◆ TASK OBJECTIVE:
Below are some records. Pull every line that contains the word "Hvis".
## Begin SUPPLIED INFORMATION
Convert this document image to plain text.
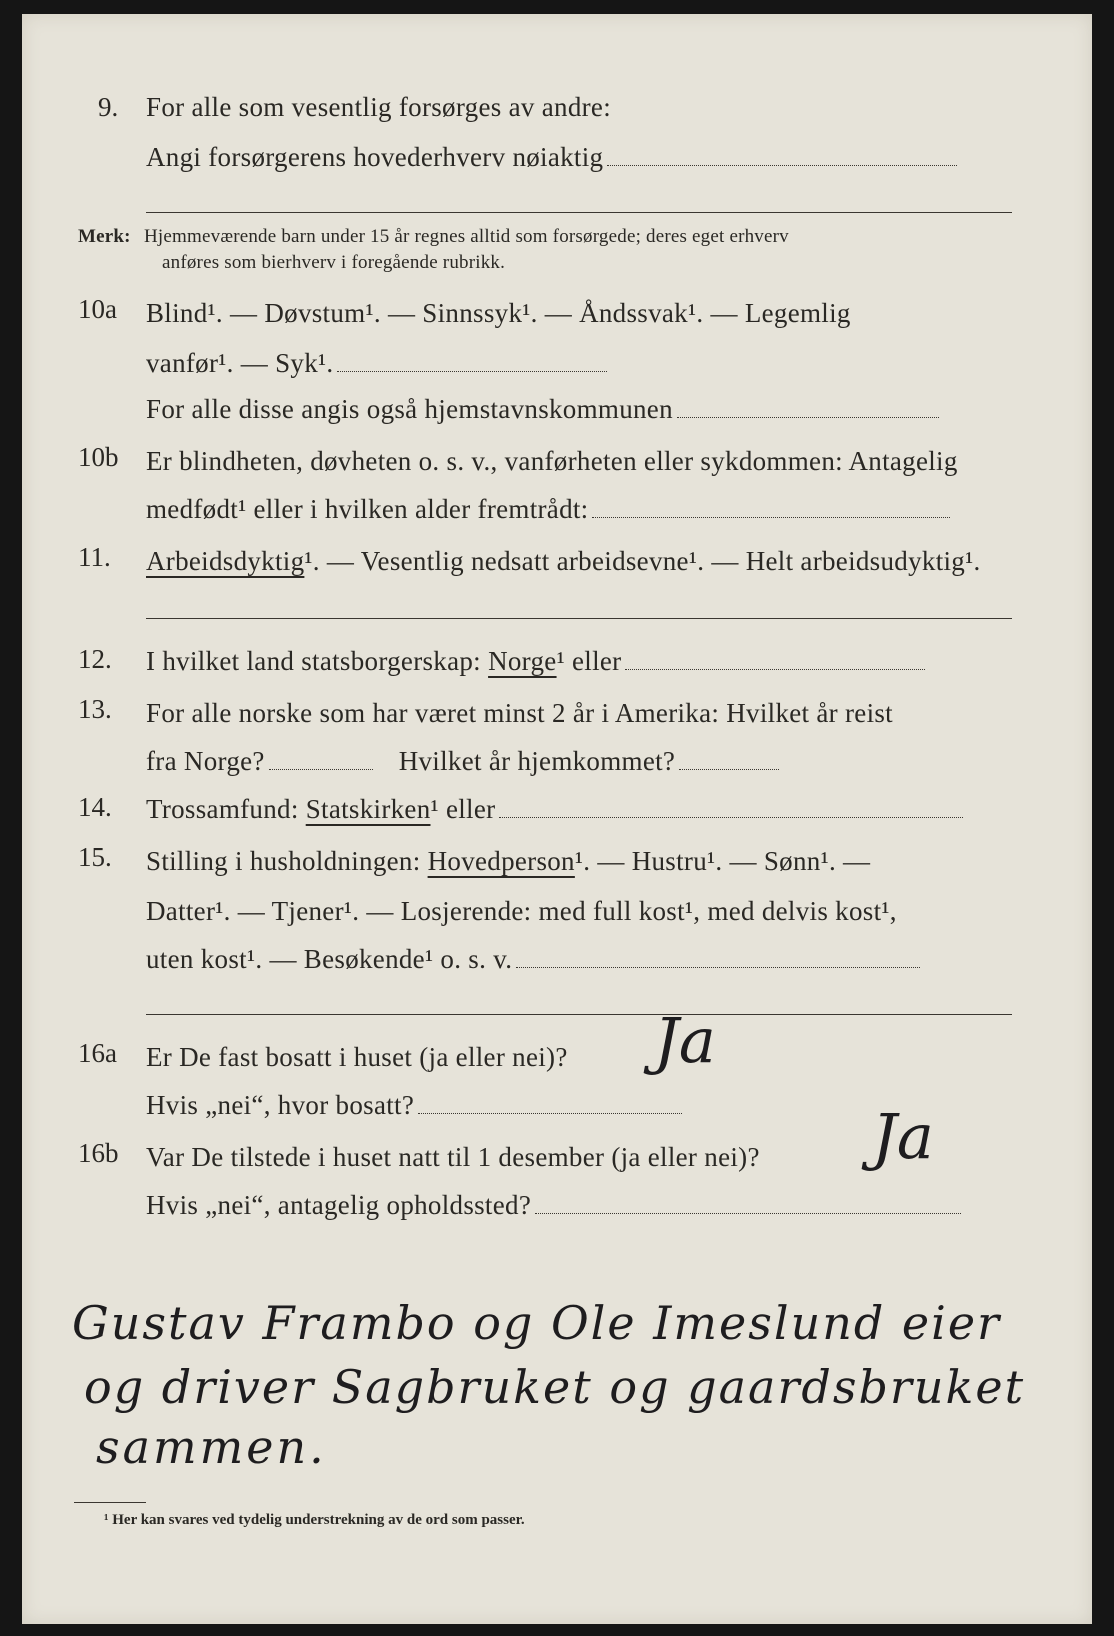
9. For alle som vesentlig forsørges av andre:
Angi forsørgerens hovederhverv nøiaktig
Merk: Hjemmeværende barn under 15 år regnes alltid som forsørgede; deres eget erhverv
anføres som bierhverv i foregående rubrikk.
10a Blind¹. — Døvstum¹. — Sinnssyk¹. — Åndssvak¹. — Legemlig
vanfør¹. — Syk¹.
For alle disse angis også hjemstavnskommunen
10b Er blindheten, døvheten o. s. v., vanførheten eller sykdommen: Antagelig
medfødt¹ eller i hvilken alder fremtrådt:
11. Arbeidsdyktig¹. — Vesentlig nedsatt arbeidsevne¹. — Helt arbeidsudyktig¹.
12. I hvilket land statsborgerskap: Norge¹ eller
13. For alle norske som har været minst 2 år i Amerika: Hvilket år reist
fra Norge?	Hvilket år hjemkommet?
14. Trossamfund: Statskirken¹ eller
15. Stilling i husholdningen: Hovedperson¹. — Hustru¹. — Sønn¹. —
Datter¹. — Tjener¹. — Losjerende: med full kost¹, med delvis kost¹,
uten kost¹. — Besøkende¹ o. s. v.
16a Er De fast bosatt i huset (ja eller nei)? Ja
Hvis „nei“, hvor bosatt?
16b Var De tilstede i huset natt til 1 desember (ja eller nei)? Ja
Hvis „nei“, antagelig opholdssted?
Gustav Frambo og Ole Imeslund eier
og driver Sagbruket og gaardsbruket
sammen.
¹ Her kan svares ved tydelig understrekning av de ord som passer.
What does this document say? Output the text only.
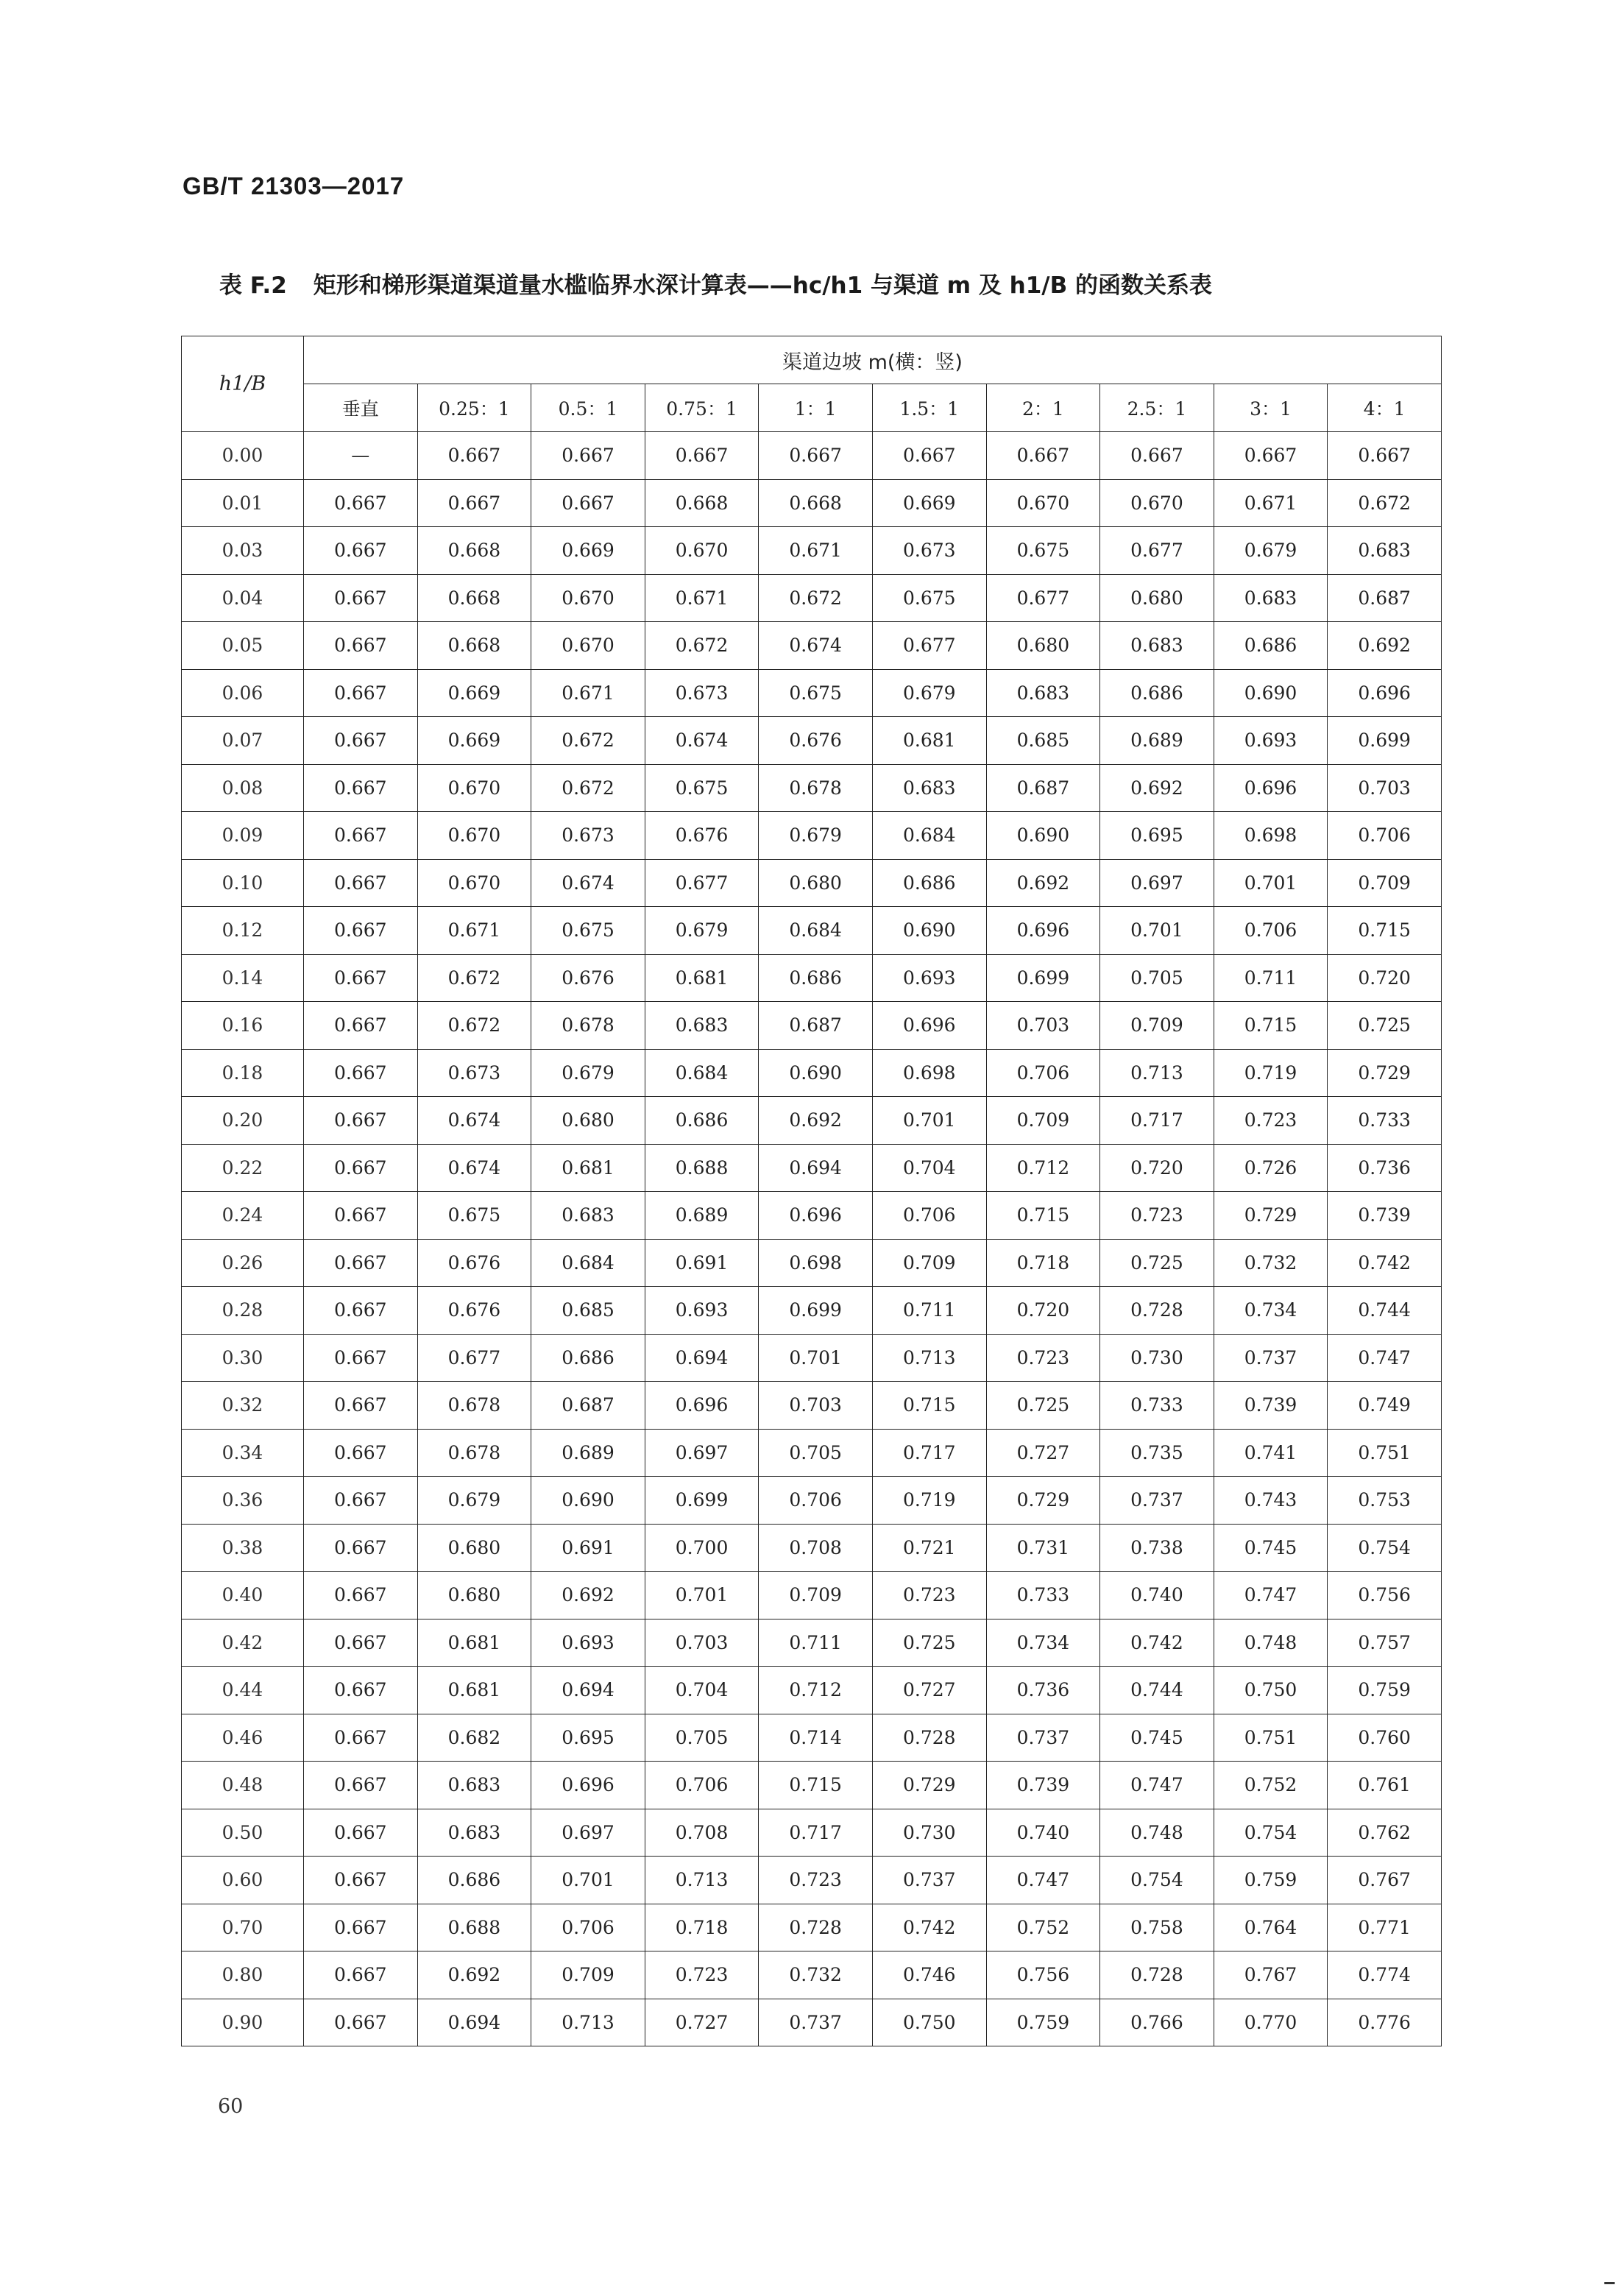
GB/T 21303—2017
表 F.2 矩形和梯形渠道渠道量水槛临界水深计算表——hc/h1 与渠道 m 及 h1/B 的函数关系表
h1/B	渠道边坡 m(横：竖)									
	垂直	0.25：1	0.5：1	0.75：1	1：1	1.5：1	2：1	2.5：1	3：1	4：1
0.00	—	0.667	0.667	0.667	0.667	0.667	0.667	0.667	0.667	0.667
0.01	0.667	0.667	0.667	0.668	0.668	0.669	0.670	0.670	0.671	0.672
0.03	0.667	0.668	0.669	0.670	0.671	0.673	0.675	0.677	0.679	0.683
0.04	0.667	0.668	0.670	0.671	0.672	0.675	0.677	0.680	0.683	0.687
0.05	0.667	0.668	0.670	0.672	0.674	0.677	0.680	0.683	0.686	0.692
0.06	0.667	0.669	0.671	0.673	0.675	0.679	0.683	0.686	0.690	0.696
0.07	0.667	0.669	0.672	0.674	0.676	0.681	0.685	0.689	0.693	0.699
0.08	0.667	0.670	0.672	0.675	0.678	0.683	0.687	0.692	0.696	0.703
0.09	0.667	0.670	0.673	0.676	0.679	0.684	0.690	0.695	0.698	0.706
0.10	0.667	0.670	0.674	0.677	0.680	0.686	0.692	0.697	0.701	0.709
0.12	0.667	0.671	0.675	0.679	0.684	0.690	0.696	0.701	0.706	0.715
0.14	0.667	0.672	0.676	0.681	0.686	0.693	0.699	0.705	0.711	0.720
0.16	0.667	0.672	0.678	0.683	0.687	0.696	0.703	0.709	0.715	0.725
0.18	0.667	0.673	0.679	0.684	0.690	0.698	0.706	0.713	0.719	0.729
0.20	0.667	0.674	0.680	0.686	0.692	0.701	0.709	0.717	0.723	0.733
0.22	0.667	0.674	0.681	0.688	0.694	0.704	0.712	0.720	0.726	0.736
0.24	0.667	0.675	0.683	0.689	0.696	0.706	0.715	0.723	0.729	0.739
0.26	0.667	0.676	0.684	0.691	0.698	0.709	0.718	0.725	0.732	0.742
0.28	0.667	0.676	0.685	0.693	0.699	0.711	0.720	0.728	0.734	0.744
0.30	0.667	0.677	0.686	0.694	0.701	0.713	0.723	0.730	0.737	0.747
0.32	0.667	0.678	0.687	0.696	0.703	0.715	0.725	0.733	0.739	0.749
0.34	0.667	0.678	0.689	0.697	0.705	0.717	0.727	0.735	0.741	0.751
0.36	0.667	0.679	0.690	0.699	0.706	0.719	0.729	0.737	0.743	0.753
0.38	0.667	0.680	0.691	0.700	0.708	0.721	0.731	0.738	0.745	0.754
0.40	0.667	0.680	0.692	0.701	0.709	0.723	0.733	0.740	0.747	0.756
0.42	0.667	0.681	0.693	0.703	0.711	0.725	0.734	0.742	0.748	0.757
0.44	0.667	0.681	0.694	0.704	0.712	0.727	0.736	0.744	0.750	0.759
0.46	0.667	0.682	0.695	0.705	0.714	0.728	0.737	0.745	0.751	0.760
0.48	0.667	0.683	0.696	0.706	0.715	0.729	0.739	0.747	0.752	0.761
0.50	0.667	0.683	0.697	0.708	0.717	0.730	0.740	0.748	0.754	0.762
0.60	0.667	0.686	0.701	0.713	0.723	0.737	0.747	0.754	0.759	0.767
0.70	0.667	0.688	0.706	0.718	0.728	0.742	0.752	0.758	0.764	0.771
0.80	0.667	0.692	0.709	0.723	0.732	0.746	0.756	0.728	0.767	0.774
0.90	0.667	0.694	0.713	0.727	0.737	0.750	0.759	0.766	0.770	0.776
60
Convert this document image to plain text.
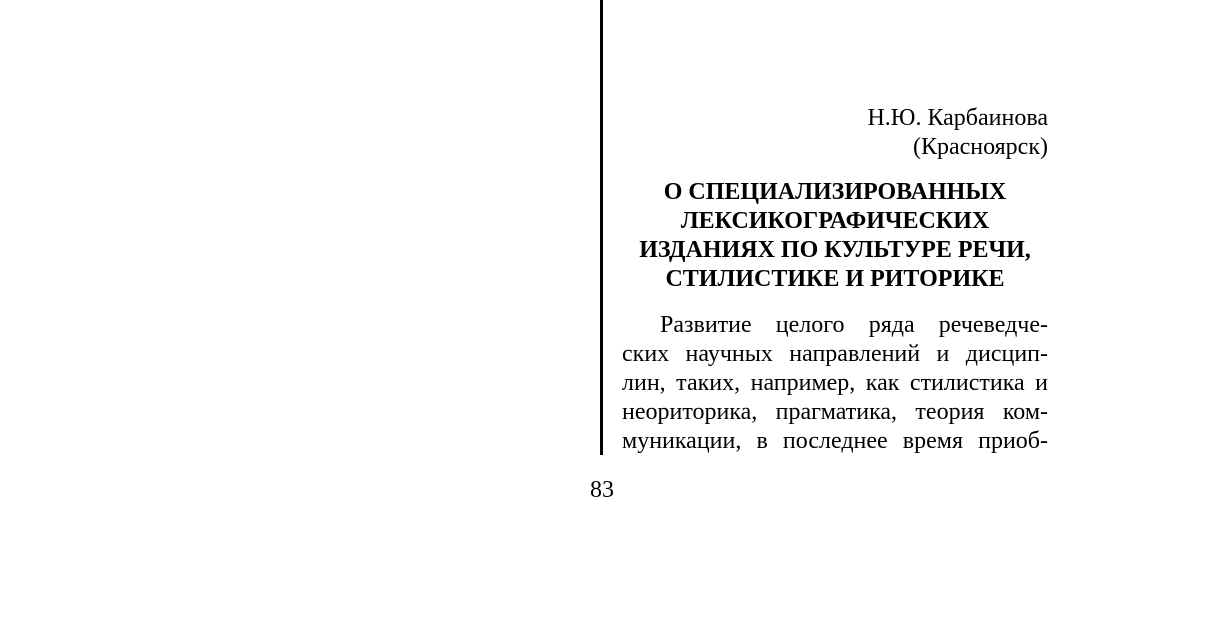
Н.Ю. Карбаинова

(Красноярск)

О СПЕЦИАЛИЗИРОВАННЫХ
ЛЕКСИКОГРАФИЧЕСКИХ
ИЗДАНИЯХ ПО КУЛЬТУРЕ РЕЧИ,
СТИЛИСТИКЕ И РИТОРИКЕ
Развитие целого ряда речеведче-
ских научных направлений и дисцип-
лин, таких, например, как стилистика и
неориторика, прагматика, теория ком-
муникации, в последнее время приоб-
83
## End SUPPLIED INFORMATION
◆ ANSWER TO THE PROBLEM:
Hvis „nei“, hvor bosatt?
Hvis „nei“, antagelig opholdssted?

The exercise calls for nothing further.